* [THE TASK] Find the string "Berettyóújfalu" in the entries and copy each line that has it.

* [SOURCE DATA]
[start]

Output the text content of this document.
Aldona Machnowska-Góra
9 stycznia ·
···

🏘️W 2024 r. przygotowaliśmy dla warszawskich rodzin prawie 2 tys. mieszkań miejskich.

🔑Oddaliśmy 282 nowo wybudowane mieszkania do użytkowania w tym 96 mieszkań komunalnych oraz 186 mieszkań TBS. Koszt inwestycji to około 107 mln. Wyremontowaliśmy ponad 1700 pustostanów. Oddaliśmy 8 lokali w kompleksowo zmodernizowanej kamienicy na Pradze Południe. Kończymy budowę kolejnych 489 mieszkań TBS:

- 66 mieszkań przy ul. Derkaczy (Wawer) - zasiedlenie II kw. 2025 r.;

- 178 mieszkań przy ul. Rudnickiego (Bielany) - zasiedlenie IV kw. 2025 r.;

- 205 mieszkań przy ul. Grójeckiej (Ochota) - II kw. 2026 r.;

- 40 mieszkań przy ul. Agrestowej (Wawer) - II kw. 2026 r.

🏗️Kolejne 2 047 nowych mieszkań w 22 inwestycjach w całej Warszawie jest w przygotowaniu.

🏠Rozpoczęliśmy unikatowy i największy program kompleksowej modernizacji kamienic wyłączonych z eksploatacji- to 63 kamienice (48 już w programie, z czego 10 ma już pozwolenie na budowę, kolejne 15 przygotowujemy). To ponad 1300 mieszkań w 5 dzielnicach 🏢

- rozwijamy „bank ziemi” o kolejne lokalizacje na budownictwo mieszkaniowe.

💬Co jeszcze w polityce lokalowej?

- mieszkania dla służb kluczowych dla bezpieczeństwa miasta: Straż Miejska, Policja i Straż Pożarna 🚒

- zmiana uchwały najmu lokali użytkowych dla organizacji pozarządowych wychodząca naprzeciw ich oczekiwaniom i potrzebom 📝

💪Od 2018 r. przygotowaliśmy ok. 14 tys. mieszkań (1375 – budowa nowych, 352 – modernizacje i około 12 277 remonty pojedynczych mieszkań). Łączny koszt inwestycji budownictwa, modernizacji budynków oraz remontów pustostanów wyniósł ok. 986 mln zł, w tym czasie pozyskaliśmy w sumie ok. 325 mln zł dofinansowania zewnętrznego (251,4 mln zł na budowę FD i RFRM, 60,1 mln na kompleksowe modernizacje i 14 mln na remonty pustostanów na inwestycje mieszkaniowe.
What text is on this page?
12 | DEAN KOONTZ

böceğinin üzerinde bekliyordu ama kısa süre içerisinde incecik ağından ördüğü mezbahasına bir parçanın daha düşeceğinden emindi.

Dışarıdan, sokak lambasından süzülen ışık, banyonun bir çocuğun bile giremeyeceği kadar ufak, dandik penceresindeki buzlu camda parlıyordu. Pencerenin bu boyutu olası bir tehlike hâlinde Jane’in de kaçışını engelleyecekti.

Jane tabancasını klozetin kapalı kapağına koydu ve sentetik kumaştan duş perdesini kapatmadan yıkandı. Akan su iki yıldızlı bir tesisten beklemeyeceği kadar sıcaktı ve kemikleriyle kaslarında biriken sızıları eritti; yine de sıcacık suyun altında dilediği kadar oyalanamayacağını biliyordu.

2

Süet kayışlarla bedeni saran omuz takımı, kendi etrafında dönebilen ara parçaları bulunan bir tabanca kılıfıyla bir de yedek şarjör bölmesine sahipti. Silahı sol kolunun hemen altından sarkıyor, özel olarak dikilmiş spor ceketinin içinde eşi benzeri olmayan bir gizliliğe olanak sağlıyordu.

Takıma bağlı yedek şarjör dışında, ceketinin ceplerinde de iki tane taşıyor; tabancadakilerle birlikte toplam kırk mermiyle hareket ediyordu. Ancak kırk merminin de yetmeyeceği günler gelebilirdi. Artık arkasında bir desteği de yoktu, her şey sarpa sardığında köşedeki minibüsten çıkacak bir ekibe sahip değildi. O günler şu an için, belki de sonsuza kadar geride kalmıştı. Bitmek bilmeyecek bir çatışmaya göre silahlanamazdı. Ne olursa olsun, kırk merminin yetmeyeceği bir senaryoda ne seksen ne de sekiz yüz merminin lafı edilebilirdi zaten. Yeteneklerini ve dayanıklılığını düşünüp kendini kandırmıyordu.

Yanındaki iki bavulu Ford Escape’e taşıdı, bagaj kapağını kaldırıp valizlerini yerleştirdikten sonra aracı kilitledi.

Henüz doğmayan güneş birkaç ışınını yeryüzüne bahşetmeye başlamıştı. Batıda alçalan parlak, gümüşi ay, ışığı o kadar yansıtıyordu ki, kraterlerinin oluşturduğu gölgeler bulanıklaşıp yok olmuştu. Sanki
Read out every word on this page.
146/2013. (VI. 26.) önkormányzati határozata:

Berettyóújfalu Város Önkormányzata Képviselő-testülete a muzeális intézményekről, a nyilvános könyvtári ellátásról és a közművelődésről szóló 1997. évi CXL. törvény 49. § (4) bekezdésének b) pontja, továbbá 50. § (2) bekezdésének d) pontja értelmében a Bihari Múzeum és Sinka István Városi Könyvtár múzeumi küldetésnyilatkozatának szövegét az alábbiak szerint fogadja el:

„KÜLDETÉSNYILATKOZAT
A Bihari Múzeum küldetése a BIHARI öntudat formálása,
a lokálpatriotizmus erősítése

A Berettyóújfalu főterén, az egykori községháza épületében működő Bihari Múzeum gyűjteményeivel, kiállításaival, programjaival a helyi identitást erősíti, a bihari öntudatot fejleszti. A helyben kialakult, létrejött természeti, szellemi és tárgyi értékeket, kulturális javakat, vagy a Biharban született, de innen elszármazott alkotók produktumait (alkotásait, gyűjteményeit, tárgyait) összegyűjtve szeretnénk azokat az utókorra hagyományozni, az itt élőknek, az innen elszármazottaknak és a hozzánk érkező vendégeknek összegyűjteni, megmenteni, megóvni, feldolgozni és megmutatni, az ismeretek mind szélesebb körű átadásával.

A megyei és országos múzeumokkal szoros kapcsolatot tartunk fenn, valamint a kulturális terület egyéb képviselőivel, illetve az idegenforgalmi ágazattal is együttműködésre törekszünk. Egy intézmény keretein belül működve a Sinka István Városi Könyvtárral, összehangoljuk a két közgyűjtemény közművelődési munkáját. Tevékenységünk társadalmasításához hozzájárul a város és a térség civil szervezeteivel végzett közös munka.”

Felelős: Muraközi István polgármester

[end]

* [EXERCISE SOLUTION]
Berettyóújfalu Város Önkormányzata Képviselő-testülete a muzeális intézményekről, a nyilvános könyvtári ellátásról és a közművelődésről szóló 1997. évi CXL. törvény 49. § (4) bekezdésének b) pontja, továbbá 50. § (2) bekezdésének d) pontja értelmében a Bihari Múzeum és Sinka István Városi Könyvtár múzeumi küldetésnyilatkozatának szövegét az alábbiak szerint fogadja el:
A Berettyóújfalu főterén, az egykori községháza épületében működő Bihari Múzeum gyűjteményeivel, kiállításaival, programjaival a helyi identitást erősíti, a bihari öntudatot fejleszti. A helyben kialakult, létrejött természeti, szellemi és tárgyi értékeket, kulturális javakat, vagy a Biharban született, de innen elszármazott alkotók produktumait (alkotásait, gyűjteményeit, tárgyait) összegyűjtve szeretnénk azokat az utókorra hagyományozni, az itt élőknek, az innen elszármazottaknak és a hozzánk érkező vendégeknek összegyűjteni, megmenteni, megóvni, feldolgozni és megmutatni, az ismeretek mind szélesebb körű átadásával.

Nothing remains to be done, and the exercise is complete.